Say how many lines in the records include the string "General", adding no other words.

====================

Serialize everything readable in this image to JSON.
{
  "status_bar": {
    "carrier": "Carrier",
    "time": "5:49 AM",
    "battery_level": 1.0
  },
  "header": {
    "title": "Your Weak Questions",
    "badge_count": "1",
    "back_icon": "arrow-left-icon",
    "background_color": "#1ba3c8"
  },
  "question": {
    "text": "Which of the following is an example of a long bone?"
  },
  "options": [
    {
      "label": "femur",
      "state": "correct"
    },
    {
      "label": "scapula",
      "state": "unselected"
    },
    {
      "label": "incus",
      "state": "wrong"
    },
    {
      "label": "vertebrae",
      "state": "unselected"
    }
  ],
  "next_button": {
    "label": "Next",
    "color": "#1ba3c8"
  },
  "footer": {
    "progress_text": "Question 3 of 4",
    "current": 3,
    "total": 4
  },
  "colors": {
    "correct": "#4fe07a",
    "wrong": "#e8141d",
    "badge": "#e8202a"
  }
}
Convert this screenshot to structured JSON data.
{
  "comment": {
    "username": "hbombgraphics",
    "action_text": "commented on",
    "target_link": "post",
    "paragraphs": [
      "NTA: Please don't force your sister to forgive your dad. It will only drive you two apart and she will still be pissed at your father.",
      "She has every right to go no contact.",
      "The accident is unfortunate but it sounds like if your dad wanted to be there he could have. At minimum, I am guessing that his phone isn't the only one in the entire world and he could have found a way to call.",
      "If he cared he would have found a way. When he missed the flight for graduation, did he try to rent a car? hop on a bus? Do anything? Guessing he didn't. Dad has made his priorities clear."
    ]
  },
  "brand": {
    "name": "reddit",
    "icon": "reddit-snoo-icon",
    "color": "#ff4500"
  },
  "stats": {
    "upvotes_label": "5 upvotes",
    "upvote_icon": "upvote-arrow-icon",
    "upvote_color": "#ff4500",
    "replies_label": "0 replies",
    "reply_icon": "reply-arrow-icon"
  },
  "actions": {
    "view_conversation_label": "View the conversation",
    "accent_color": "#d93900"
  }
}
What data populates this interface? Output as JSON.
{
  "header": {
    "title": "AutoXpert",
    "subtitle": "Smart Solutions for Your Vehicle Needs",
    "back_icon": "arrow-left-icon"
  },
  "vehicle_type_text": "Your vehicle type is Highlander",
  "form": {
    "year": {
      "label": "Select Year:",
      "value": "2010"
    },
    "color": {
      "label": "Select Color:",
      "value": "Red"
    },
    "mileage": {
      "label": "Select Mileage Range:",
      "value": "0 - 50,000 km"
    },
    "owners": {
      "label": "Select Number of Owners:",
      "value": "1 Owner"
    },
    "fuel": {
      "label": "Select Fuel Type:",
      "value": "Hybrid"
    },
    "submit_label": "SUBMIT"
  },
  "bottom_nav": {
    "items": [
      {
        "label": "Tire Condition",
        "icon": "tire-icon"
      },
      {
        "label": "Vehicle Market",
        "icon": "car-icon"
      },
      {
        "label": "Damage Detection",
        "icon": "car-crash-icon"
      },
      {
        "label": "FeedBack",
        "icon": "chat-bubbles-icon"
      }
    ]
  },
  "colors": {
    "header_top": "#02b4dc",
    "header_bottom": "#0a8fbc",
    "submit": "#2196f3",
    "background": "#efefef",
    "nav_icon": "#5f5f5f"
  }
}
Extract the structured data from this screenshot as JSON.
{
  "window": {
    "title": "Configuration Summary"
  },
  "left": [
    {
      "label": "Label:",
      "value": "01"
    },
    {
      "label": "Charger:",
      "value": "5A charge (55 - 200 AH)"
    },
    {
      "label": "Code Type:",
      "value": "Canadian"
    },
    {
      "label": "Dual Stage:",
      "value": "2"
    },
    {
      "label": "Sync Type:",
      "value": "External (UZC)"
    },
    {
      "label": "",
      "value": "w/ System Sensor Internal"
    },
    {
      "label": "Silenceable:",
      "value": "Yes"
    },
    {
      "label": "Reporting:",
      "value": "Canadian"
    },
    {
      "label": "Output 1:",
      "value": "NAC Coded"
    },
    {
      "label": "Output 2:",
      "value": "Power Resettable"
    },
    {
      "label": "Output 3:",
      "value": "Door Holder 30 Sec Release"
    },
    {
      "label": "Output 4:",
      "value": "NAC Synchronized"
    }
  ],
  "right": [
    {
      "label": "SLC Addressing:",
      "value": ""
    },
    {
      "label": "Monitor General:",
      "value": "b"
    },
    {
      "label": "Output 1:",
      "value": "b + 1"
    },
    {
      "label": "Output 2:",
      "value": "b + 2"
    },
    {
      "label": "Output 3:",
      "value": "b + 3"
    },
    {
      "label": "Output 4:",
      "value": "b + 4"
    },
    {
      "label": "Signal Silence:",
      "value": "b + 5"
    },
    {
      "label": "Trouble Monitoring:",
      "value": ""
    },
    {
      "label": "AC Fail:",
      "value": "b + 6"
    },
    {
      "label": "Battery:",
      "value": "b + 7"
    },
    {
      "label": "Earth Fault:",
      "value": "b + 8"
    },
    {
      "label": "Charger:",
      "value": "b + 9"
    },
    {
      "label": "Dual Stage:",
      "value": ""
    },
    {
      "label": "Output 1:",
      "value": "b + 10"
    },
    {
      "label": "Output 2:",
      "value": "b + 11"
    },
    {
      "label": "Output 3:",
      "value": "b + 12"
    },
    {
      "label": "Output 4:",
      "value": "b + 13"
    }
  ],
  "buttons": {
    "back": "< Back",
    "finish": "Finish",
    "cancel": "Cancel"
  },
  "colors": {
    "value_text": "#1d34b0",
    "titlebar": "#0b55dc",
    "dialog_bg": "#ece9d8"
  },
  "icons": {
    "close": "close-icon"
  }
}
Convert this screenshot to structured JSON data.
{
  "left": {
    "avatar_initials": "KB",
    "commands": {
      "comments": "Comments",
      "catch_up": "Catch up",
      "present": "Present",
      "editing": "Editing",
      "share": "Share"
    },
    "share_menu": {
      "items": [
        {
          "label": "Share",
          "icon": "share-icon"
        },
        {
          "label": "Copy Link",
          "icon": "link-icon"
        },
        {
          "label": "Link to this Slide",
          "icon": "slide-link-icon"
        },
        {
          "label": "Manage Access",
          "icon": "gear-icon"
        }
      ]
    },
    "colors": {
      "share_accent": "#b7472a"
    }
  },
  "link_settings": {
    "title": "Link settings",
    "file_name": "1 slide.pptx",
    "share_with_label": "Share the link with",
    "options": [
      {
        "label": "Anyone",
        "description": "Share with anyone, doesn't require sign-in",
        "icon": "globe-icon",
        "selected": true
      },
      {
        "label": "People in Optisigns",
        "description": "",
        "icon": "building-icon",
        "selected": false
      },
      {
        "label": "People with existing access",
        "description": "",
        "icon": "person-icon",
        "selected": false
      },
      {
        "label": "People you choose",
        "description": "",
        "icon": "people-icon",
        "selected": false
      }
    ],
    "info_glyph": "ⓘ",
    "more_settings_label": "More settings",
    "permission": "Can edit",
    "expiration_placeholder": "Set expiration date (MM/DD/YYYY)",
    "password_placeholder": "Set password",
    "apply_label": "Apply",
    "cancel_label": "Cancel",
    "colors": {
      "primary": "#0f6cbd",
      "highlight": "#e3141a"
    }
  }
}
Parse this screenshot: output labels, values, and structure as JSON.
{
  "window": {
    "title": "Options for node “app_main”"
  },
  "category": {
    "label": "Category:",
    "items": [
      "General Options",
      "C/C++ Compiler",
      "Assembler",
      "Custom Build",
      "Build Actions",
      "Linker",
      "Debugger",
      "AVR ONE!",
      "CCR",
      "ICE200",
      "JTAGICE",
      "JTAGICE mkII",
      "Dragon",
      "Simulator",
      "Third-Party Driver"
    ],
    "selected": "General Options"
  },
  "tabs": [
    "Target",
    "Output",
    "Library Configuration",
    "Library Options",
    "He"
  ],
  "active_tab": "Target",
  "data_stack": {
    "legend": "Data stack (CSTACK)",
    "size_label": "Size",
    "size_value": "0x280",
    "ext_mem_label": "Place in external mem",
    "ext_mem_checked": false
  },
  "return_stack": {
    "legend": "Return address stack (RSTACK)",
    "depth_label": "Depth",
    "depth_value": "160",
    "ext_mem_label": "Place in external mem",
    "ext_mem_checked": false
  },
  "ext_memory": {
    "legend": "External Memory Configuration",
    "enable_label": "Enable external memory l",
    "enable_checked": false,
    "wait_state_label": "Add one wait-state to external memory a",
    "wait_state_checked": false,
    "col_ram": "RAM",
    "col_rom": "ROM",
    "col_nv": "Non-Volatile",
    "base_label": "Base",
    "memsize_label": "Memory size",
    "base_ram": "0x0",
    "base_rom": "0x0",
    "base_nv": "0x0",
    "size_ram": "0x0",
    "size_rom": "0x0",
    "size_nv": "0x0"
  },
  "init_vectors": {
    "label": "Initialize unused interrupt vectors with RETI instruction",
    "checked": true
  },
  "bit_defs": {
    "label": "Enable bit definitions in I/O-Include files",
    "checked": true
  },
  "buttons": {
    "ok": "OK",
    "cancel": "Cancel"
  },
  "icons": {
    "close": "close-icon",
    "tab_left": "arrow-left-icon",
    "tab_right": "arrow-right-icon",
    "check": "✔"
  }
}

====================

> [Answer to the task]
3